* [Problem details]
Give all of the lines again, with nothing added or dropped.

* [Input]
>> Start

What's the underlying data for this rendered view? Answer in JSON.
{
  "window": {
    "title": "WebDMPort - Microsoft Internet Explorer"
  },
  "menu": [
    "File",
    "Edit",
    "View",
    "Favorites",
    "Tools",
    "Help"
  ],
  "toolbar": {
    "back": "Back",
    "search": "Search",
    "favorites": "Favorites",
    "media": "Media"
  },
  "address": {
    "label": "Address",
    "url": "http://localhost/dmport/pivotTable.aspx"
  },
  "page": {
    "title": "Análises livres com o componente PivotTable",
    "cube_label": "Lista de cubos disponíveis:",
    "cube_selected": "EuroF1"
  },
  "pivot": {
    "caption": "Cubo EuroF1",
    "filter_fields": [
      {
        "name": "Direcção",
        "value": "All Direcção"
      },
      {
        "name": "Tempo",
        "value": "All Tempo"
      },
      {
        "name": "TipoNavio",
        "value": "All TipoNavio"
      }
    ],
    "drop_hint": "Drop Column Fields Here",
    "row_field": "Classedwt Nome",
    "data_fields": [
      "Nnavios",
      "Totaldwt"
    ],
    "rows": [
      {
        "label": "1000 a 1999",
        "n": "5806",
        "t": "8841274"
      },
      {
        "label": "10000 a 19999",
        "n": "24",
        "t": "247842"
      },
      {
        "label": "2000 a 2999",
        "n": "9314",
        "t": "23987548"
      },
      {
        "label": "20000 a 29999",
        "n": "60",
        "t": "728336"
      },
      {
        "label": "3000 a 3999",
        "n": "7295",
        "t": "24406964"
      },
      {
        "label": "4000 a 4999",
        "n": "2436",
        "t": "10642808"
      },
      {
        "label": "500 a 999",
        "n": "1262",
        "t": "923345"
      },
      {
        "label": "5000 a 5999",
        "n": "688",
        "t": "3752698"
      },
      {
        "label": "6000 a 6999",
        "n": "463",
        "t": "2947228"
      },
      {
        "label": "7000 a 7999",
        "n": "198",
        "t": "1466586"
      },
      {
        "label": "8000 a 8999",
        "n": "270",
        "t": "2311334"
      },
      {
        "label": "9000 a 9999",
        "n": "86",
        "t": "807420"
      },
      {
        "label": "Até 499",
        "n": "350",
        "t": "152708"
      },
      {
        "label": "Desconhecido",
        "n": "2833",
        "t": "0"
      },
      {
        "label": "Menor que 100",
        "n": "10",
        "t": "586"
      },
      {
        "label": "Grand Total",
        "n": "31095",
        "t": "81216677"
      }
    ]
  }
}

>> End

* [Answer for the task]
What's the underlying data for this rendered view? Answer in JSON.
{
  "window": {
    "title": "WebDMPort - Microsoft Internet Explorer"
  },
  "menu": [
    "File",
    "Edit",
    "View",
    "Favorites",
    "Tools",
    "Help"
  ],
  "toolbar": {
    "back": "Back",
    "search": "Search",
    "favorites": "Favorites",
    "media": "Media"
  },
  "address": {
    "label": "Address",
    "url": "http://localhost/dmport/pivotTable.aspx"
  },
  "page": {
    "title": "Análises livres com o componente PivotTable",
    "cube_label": "Lista de cubos disponíveis:",
    "cube_selected": "EuroF1"
  },
  "pivot": {
    "caption": "Cubo EuroF1",
    "filter_fields": [
      {
        "name": "Direcção",
        "value": "All Direcção"
      },
      {
        "name": "Tempo",
        "value": "All Tempo"
      },
      {
        "name": "TipoNavio",
        "value": "All TipoNavio"
      }
    ],
    "drop_hint": "Drop Column Fields Here",
    "row_field": "Classedwt Nome",
    "data_fields": [
      "Nnavios",
      "Totaldwt"
    ],
    "rows": [
      {
        "label": "1000 a 1999",
        "n": "5806",
        "t": "8841274"
      },
      {
        "label": "10000 a 19999",
        "n": "24",
        "t": "247842"
      },
      {
        "label": "2000 a 2999",
        "n": "9314",
        "t": "23987548"
      },
      {
        "label": "20000 a 29999",
        "n": "60",
        "t": "728336"
      },
      {
        "label": "3000 a 3999",
        "n": "7295",
        "t": "24406964"
      },
      {
        "label": "4000 a 4999",
        "n": "2436",
        "t": "10642808"
      },
      {
        "label": "500 a 999",
        "n": "1262",
        "t": "923345"
      },
      {
        "label": "5000 a 5999",
        "n": "688",
        "t": "3752698"
      },
      {
        "label": "6000 a 6999",
        "n": "463",
        "t": "2947228"
      },
      {
        "label": "7000 a 7999",
        "n": "198",
        "t": "1466586"
      },
      {
        "label": "8000 a 8999",
        "n": "270",
        "t": "2311334"
      },
      {
        "label": "9000 a 9999",
        "n": "86",
        "t": "807420"
      },
      {
        "label": "Até 499",
        "n": "350",
        "t": "152708"
      },
      {
        "label": "Desconhecido",
        "n": "2833",
        "t": "0"
      },
      {
        "label": "Menor que 100",
        "n": "10",
        "t": "586"
      },
      {
        "label": "Grand Total",
        "n": "31095",
        "t": "81216677"
      }
    ]
  }
}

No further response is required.